__Consigna__.
Copia todas las líneas del listado que sigue, sin cambiar ni omitir nada.
_ _ _ _ _ _ _
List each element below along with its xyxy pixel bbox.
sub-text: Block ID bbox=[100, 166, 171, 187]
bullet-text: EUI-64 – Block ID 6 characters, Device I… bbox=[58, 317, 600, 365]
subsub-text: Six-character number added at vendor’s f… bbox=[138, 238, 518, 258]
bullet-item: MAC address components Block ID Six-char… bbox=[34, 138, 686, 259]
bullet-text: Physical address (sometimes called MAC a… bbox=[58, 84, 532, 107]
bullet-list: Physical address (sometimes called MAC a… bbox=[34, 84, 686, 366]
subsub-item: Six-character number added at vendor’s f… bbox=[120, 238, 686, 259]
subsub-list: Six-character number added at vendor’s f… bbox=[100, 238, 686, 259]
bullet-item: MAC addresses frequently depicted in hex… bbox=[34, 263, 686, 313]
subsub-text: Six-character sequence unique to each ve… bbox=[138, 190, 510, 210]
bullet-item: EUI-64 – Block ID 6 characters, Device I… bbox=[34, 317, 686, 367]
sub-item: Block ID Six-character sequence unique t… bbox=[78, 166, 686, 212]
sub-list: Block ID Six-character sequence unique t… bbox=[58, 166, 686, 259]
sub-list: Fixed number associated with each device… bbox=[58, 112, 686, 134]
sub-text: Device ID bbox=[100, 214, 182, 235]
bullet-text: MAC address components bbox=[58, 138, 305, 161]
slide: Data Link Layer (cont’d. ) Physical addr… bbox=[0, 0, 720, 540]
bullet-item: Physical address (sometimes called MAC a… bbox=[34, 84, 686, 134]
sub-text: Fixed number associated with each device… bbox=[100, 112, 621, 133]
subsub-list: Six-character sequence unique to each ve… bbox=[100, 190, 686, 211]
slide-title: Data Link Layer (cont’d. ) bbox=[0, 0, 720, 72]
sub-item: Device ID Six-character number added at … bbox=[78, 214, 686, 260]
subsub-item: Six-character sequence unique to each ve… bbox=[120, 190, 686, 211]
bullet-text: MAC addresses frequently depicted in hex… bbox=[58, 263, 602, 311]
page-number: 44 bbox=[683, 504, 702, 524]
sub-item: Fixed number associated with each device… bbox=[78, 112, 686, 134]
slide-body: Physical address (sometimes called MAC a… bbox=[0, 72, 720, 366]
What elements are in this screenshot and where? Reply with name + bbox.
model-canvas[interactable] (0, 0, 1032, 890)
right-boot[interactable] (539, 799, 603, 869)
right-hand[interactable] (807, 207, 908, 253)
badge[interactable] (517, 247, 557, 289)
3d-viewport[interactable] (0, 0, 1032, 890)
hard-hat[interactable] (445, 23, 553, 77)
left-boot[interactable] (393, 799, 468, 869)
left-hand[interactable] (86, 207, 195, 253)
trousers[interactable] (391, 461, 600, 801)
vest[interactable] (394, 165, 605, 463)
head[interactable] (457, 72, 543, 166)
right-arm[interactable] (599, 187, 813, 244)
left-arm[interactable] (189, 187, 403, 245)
_ _ _ _ _ _ _
__Solución del problema__.
List each element below along with its xyxy pixel bbox.
sub-text: Block ID bbox=[100, 166, 171, 187]
bullet-text: EUI-64 – Block ID 6 characters, Device I… bbox=[58, 317, 600, 365]
subsub-text: Six-character number added at vendor’s f… bbox=[138, 238, 518, 258]
bullet-item: MAC address components Block ID Six-char… bbox=[34, 138, 686, 259]
bullet-text: Physical address (sometimes called MAC a… bbox=[58, 84, 532, 107]
bullet-list: Physical address (sometimes called MAC a… bbox=[34, 84, 686, 366]
subsub-item: Six-character number added at vendor’s f… bbox=[120, 238, 686, 259]
subsub-list: Six-character number added at vendor’s f… bbox=[100, 238, 686, 259]
bullet-item: MAC addresses frequently depicted in hex… bbox=[34, 263, 686, 313]
subsub-text: Six-character sequence unique to each ve… bbox=[138, 190, 510, 210]
bullet-item: EUI-64 – Block ID 6 characters, Device I… bbox=[34, 317, 686, 367]
sub-item: Block ID Six-character sequence unique t… bbox=[78, 166, 686, 212]
sub-list: Block ID Six-character sequence unique t… bbox=[58, 166, 686, 259]
sub-list: Fixed number associated with each device… bbox=[58, 112, 686, 134]
sub-text: Device ID bbox=[100, 214, 182, 235]
bullet-text: MAC address components bbox=[58, 138, 305, 161]
slide: Data Link Layer (cont’d. ) Physical addr… bbox=[0, 0, 720, 540]
bullet-item: Physical address (sometimes called MAC a… bbox=[34, 84, 686, 134]
sub-text: Fixed number associated with each device… bbox=[100, 112, 621, 133]
subsub-list: Six-character sequence unique to each ve… bbox=[100, 190, 686, 211]
slide-title: Data Link Layer (cont’d. ) bbox=[0, 0, 720, 72]
sub-item: Device ID Six-character number added at … bbox=[78, 214, 686, 260]
subsub-item: Six-character sequence unique to each ve… bbox=[120, 190, 686, 211]
bullet-text: MAC addresses frequently depicted in hex… bbox=[58, 263, 602, 311]
page-number: 44 bbox=[683, 504, 702, 524]
sub-item: Fixed number associated with each device… bbox=[78, 112, 686, 134]
slide-body: Physical address (sometimes called MAC a… bbox=[0, 72, 720, 366]
What elements are in this screenshot and where? Reply with name + bbox.
model-canvas[interactable] (0, 0, 1032, 890)
right-boot[interactable] (539, 799, 603, 869)
right-hand[interactable] (807, 207, 908, 253)
badge[interactable] (517, 247, 557, 289)
3d-viewport[interactable] (0, 0, 1032, 890)
hard-hat[interactable] (445, 23, 553, 77)
left-boot[interactable] (393, 799, 468, 869)
left-hand[interactable] (86, 207, 195, 253)
trousers[interactable] (391, 461, 600, 801)
vest[interactable] (394, 165, 605, 463)
head[interactable] (457, 72, 543, 166)
right-arm[interactable] (599, 187, 813, 244)
left-arm[interactable] (189, 187, 403, 245)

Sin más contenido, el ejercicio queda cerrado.